━━━ Input for this task ━━━

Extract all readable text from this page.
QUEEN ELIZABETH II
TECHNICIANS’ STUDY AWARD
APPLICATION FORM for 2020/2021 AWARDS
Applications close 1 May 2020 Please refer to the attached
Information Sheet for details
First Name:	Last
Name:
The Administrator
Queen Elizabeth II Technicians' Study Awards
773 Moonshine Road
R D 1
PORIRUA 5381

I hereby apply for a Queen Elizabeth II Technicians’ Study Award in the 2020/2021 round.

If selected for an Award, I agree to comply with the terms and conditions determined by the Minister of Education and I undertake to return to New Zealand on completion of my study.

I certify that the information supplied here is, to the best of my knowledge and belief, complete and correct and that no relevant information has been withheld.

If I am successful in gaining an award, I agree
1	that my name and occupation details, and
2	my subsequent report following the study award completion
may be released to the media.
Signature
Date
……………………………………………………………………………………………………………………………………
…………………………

━━━

# What is required
Copy all lines from the material that include "details".

# Right answer
Information Sheet for details
1	that my name and occupation details, and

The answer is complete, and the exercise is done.